— AVAILABLE DATA —
— Start —
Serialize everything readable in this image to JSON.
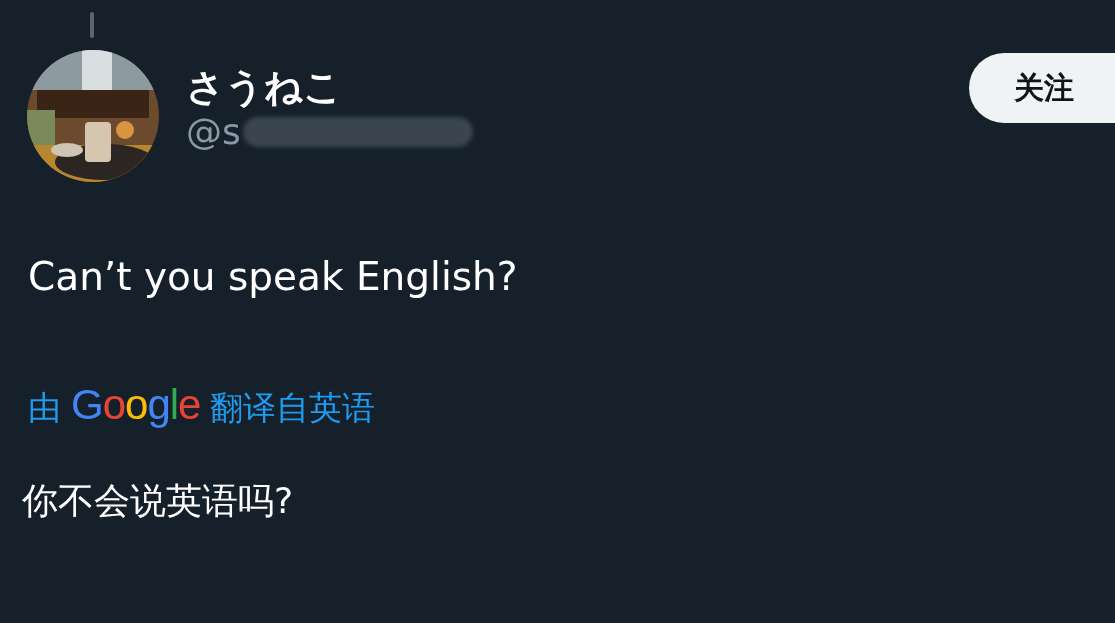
{
  "author": {
    "name": "さうねこ",
    "handle": "@s"
  },
  "follow_button": {
    "label": "关注"
  },
  "tweet": {
    "text": "Can’t you speak English?"
  },
  "translation": {
    "prefix": "由",
    "brand": "Google",
    "suffix": "翻译自英语",
    "text": "你不会说英语吗?"
  }
}
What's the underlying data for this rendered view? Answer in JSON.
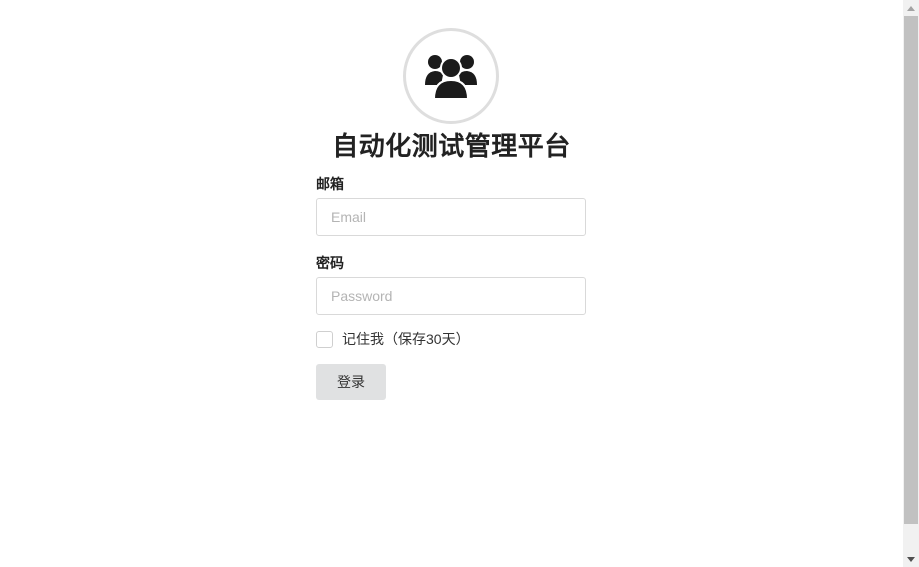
{
  "app": {
    "title": "自动化测试管理平台",
    "logo_icon": "users-group-icon"
  },
  "form": {
    "email": {
      "label": "邮箱",
      "placeholder": "Email",
      "value": ""
    },
    "password": {
      "label": "密码",
      "placeholder": "Password",
      "value": ""
    },
    "remember": {
      "label": "记住我（保存30天）",
      "checked": false
    },
    "submit_label": "登录"
  },
  "colors": {
    "title": "#222222",
    "input_border": "#d9d9d9",
    "button_bg": "#e0e1e2",
    "logo_ring": "#dedede",
    "icon": "#1b1b1b"
  }
}
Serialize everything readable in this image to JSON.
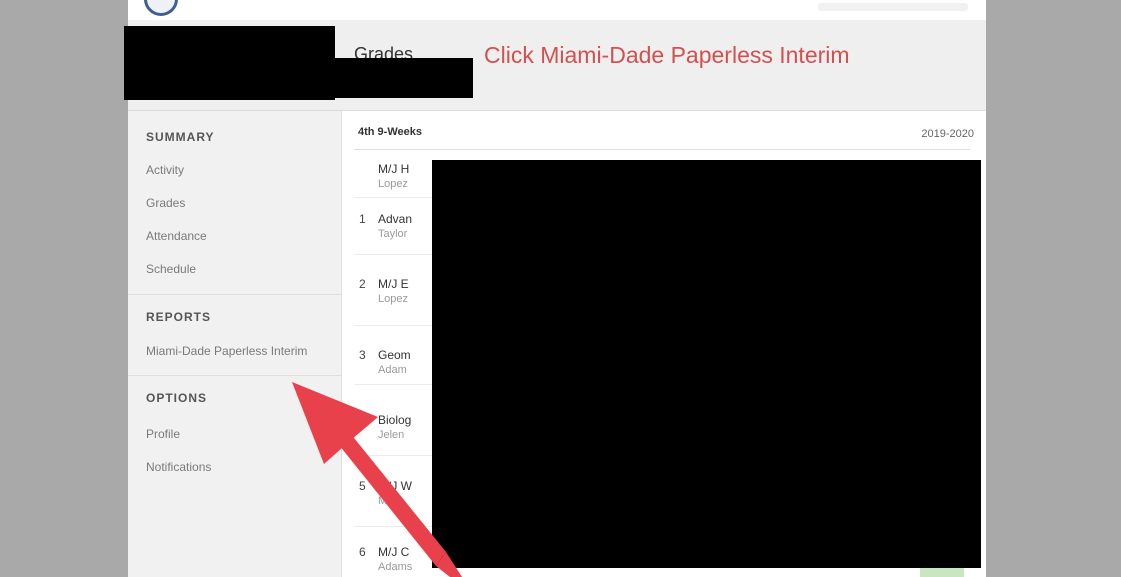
{
  "header": {
    "title": "Grades",
    "instruction": "Click Miami-Dade Paperless Interim"
  },
  "sidebar": {
    "summary_heading": "SUMMARY",
    "summary_items": [
      {
        "label": "Activity"
      },
      {
        "label": "Grades"
      },
      {
        "label": "Attendance"
      },
      {
        "label": "Schedule"
      }
    ],
    "reports_heading": "REPORTS",
    "reports_items": [
      {
        "label": "Miami-Dade Paperless Interim"
      }
    ],
    "options_heading": "OPTIONS",
    "options_items": [
      {
        "label": "Profile"
      },
      {
        "label": "Notifications"
      }
    ]
  },
  "grades": {
    "term": "4th 9-Weeks",
    "year": "2019-2020",
    "rows": [
      {
        "period": "",
        "course": "M/J H",
        "teacher": "Lopez"
      },
      {
        "period": "1",
        "course": "Advan",
        "teacher": "Taylor"
      },
      {
        "period": "2",
        "course": "M/J E",
        "teacher": "Lopez"
      },
      {
        "period": "3",
        "course": "Geom",
        "teacher": "Adam"
      },
      {
        "period": "",
        "course": "Biolog",
        "teacher": "Jelen"
      },
      {
        "period": "5",
        "course": "M/J W",
        "teacher": "Mor"
      },
      {
        "period": "6",
        "course": "M/J C",
        "teacher": "Adams"
      }
    ]
  },
  "colors": {
    "annotation": "#d4504f",
    "arrow": "#e8414b",
    "redaction": "#000000"
  },
  "icons": {
    "logo": "school-logo-icon",
    "annotation_arrow": "arrow-icon"
  }
}
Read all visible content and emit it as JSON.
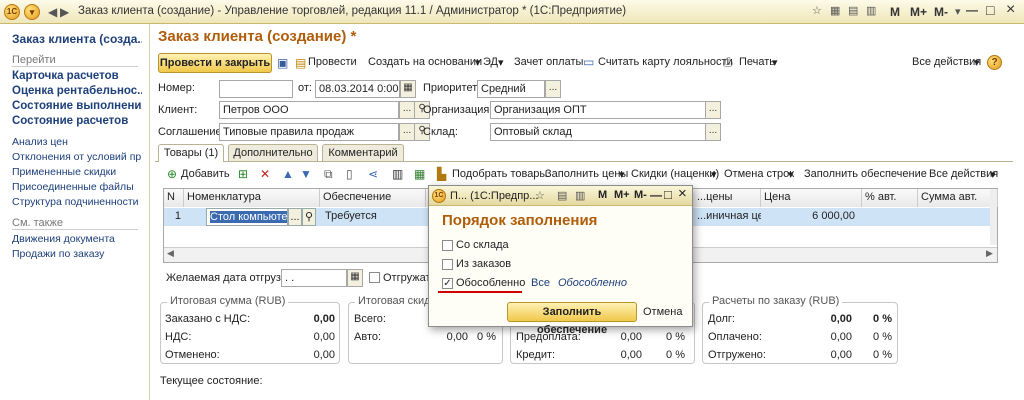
{
  "window": {
    "title": "Заказ клиента (создание) - Управление торговлей, редакция 11.1 / Администратор * (1С:Предприятие)",
    "logo": "1С",
    "minimize_glyph": "—",
    "maximize_glyph": "□",
    "close_glyph": "×"
  },
  "sidebar": {
    "top_item": "Заказ клиента (созда...",
    "goto_header": "Перейти",
    "bold_items": [
      "Карточка расчетов",
      "Оценка рентабельнос...",
      "Состояние выполнения",
      "Состояние расчетов"
    ],
    "items": [
      "Анализ цен",
      "Отклонения от условий пр...",
      "Примененные скидки",
      "Присоединенные файлы",
      "Структура подчиненности"
    ],
    "see_also_header": "См. также",
    "see_also": [
      "Движения документа",
      "Продажи по заказу"
    ]
  },
  "form": {
    "title": "Заказ клиента (создание) *",
    "toolbar": {
      "post_close": "Провести и закрыть",
      "post": "Провести",
      "create_based": "Создать на основании",
      "ed": "ЭД",
      "offset_payment": "Зачет оплаты",
      "loyalty": "Считать карту лояльности",
      "print": "Печать",
      "all_actions": "Все действия",
      "help": "?"
    },
    "fields": {
      "number_label": "Номер:",
      "number": "",
      "date_label": "от:",
      "date": "08.03.2014  0:00:00",
      "priority_label": "Приоритет:",
      "priority": "Средний",
      "client_label": "Клиент:",
      "client": "Петров ООО",
      "org_label": "Организация:",
      "org": "Организация ОПТ",
      "agreement_label": "Соглашение:",
      "agreement": "Типовые правила продаж",
      "warehouse_label": "Склад:",
      "warehouse": "Оптовый склад"
    },
    "tabs": [
      "Товары (1)",
      "Дополнительно",
      "Комментарий"
    ],
    "goods_toolbar": {
      "add": "Добавить",
      "pick": "Подобрать товары",
      "fill_prices": "Заполнить цены",
      "discounts": "Скидки (наценки)",
      "cancel_rows": "Отмена строк",
      "fill_supply": "Заполнить обеспечение",
      "all_actions": "Все действия"
    },
    "grid": {
      "columns": [
        "N",
        "Номенклатура",
        "Обеспечение",
        "...цены",
        "Цена",
        "% авт.",
        "Сумма авт."
      ],
      "row": {
        "n": "1",
        "item": "Стол компьютерн...",
        "supply": "Требуется",
        "price_type": "...иничная цена",
        "price": "6 000,00"
      }
    },
    "ship_date_label": "Желаемая дата отгрузки:",
    "ship_date": " .  .",
    "ship_check_label": "Отгружать",
    "totals": {
      "title": "Итоговая сумма (RUB)",
      "ordered_label": "Заказано с НДС:",
      "ordered": "0,00",
      "vat_label": "НДС:",
      "vat": "0,00",
      "cancelled_label": "Отменено:",
      "cancelled": "0,00"
    },
    "discounts": {
      "title": "Итоговая скидк...",
      "all_label": "Всего:",
      "all": "0,00",
      "all_pct": "0 %",
      "auto_label": "Авто:",
      "auto": "0,00",
      "auto_pct": "0 %"
    },
    "payments": {
      "prepay_label": "Предоплата:",
      "prepay": "0,00",
      "prepay_pct": "0 %",
      "credit_label": "Кредит:",
      "credit": "0,00",
      "credit_pct": "0 %"
    },
    "settlements": {
      "title": "Расчеты по заказу (RUB)",
      "debt_label": "Долг:",
      "debt": "0,00",
      "debt_pct": "0 %",
      "paid_label": "Оплачено:",
      "paid": "0,00",
      "paid_pct": "0 %",
      "shipped_label": "Отгружено:",
      "shipped": "0,00",
      "shipped_pct": "0 %"
    },
    "current_state_label": "Текущее состояние:"
  },
  "dialog": {
    "title": "П...   (1С:Предпр...",
    "heading": "Порядок заполнения",
    "options": [
      {
        "label": "Со склада",
        "checked": false
      },
      {
        "label": "Из заказов",
        "checked": false
      },
      {
        "label": "Обособленно",
        "checked": true
      }
    ],
    "link_all": "Все",
    "link_separate": "Обособленно",
    "fill_button": "Заполнить обеспечение",
    "cancel": "Отмена",
    "check_glyph": "✓"
  },
  "colors": {
    "accent": "#b05d0a",
    "link": "#1d3f7a",
    "selection": "#cfe3f7",
    "underline_red": "#d00000"
  }
}
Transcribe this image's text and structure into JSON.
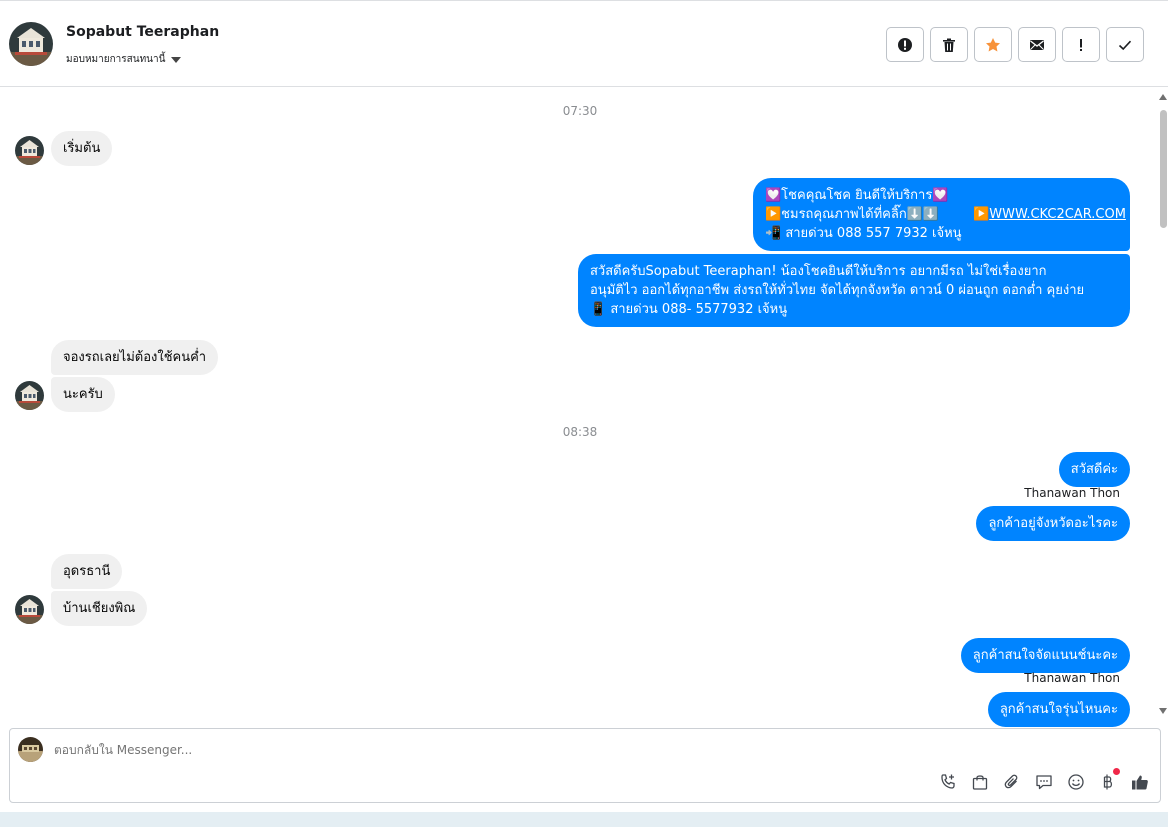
— End —
— WRITTEN PROBLEM —
Leave out the pictures and give the rest of the records again exactly.

— SOLVED EXERCISE —
Serialize everything readable in this image to JSON.
{
  "author": {
    "name": "さうねこ",
    "handle": "@s"
  },
  "follow_button": {
    "label": "关注"
  },
  "tweet": {
    "text": "Can’t you speak English?"
  },
  "translation": {
    "prefix": "由",
    "brand": "Google",
    "suffix": "翻译自英语",
    "text": "你不会说英语吗?"
  }
}
What's the underlying data for this rendered view? Answer in JSON.
{
  "app": {
    "title": "自动化测试管理平台",
    "logo_icon": "users-group-icon"
  },
  "form": {
    "email": {
      "label": "邮箱",
      "placeholder": "Email",
      "value": ""
    },
    "password": {
      "label": "密码",
      "placeholder": "Password",
      "value": ""
    },
    "remember": {
      "label": "记住我（保存30天）",
      "checked": false
    },
    "submit_label": "登录"
  },
  "colors": {
    "title": "#222222",
    "input_border": "#d9d9d9",
    "button_bg": "#e0e1e2",
    "logo_ring": "#dedede",
    "icon": "#1b1b1b"
  }
}
Serialize everything readable in this image to JSON.
{
  "header": {
    "title": "Grades",
    "instruction": "Click Miami-Dade Paperless Interim"
  },
  "sidebar": {
    "summary_heading": "SUMMARY",
    "summary_items": [
      {
        "label": "Activity"
      },
      {
        "label": "Grades"
      },
      {
        "label": "Attendance"
      },
      {
        "label": "Schedule"
      }
    ],
    "reports_heading": "REPORTS",
    "reports_items": [
      {
        "label": "Miami-Dade Paperless Interim"
      }
    ],
    "options_heading": "OPTIONS",
    "options_items": [
      {
        "label": "Profile"
      },
      {
        "label": "Notifications"
      }
    ]
  },
  "grades": {
    "term": "4th 9-Weeks",
    "year": "2019-2020",
    "rows": [
      {
        "period": "",
        "course": "M/J H",
        "teacher": "Lopez"
      },
      {
        "period": "1",
        "course": "Advan",
        "teacher": "Taylor"
      },
      {
        "period": "2",
        "course": "M/J E",
        "teacher": "Lopez"
      },
      {
        "period": "3",
        "course": "Geom",
        "teacher": "Adam"
      },
      {
        "period": "",
        "course": "Biolog",
        "teacher": "Jelen"
      },
      {
        "period": "5",
        "course": "M/J W",
        "teacher": "Mor"
      },
      {
        "period": "6",
        "course": "M/J C",
        "teacher": "Adams"
      }
    ]
  },
  "colors": {
    "annotation": "#d4504f",
    "arrow": "#e8414b",
    "redaction": "#000000"
  },
  "icons": {
    "logo": "school-logo-icon",
    "annotation_arrow": "arrow-icon"
  }
}
Read all visible content and emit it as JSON.
{
  "window": {
    "title": "Заказ клиента (создание) - Управление торговлей, редакция 11.1 / Администратор * (1С:Предприятие)",
    "logo": "1С",
    "minimize_glyph": "—",
    "maximize_glyph": "□",
    "close_glyph": "×"
  },
  "sidebar": {
    "top_item": "Заказ клиента (созда...",
    "goto_header": "Перейти",
    "bold_items": [
      "Карточка расчетов",
      "Оценка рентабельнос...",
      "Состояние выполнения",
      "Состояние расчетов"
    ],
    "items": [
      "Анализ цен",
      "Отклонения от условий пр...",
      "Примененные скидки",
      "Присоединенные файлы",
      "Структура подчиненности"
    ],
    "see_also_header": "См. также",
    "see_also": [
      "Движения документа",
      "Продажи по заказу"
    ]
  },
  "form": {
    "title": "Заказ клиента (создание) *",
    "toolbar": {
      "post_close": "Провести и закрыть",
      "post": "Провести",
      "create_based": "Создать на основании",
      "ed": "ЭД",
      "offset_payment": "Зачет оплаты",
      "loyalty": "Считать карту лояльности",
      "print": "Печать",
      "all_actions": "Все действия",
      "help": "?"
    },
    "fields": {
      "number_label": "Номер:",
      "number": "",
      "date_label": "от:",
      "date": "08.03.2014  0:00:00",
      "priority_label": "Приоритет:",
      "priority": "Средний",
      "client_label": "Клиент:",
      "client": "Петров ООО",
      "org_label": "Организация:",
      "org": "Организация ОПТ",
      "agreement_label": "Соглашение:",
      "agreement": "Типовые правила продаж",
      "warehouse_label": "Склад:",
      "warehouse": "Оптовый склад"
    },
    "tabs": [
      "Товары (1)",
      "Дополнительно",
      "Комментарий"
    ],
    "goods_toolbar": {
      "add": "Добавить",
      "pick": "Подобрать товары",
      "fill_prices": "Заполнить цены",
      "discounts": "Скидки (наценки)",
      "cancel_rows": "Отмена строк",
      "fill_supply": "Заполнить обеспечение",
      "all_actions": "Все действия"
    },
    "grid": {
      "columns": [
        "N",
        "Номенклатура",
        "Обеспечение",
        "...цены",
        "Цена",
        "% авт.",
        "Сумма авт."
      ],
      "row": {
        "n": "1",
        "item": "Стол компьютерн...",
        "supply": "Требуется",
        "price_type": "...иничная цена",
        "price": "6 000,00"
      }
    },
    "ship_date_label": "Желаемая дата отгрузки:",
    "ship_date": " .  .",
    "ship_check_label": "Отгружать",
    "totals": {
      "title": "Итоговая сумма (RUB)",
      "ordered_label": "Заказано с НДС:",
      "ordered": "0,00",
      "vat_label": "НДС:",
      "vat": "0,00",
      "cancelled_label": "Отменено:",
      "cancelled": "0,00"
    },
    "discounts": {
      "title": "Итоговая скидк...",
      "all_label": "Всего:",
      "all": "0,00",
      "all_pct": "0 %",
      "auto_label": "Авто:",
      "auto": "0,00",
      "auto_pct": "0 %"
    },
    "payments": {
      "prepay_label": "Предоплата:",
      "prepay": "0,00",
      "prepay_pct": "0 %",
      "credit_label": "Кредит:",
      "credit": "0,00",
      "credit_pct": "0 %"
    },
    "settlements": {
      "title": "Расчеты по заказу (RUB)",
      "debt_label": "Долг:",
      "debt": "0,00",
      "debt_pct": "0 %",
      "paid_label": "Оплачено:",
      "paid": "0,00",
      "paid_pct": "0 %",
      "shipped_label": "Отгружено:",
      "shipped": "0,00",
      "shipped_pct": "0 %"
    },
    "current_state_label": "Текущее состояние:"
  },
  "dialog": {
    "title": "П...   (1С:Предпр...",
    "heading": "Порядок заполнения",
    "options": [
      {
        "label": "Со склада",
        "checked": false
      },
      {
        "label": "Из заказов",
        "checked": false
      },
      {
        "label": "Обособленно",
        "checked": true
      }
    ],
    "link_all": "Все",
    "link_separate": "Обособленно",
    "fill_button": "Заполнить обеспечение",
    "cancel": "Отмена",
    "check_glyph": "✓"
  },
  "colors": {
    "accent": "#b05d0a",
    "link": "#1d3f7a",
    "selection": "#cfe3f7",
    "underline_red": "#d00000"
  }
}
Transcribe this image's text and structure into JSON.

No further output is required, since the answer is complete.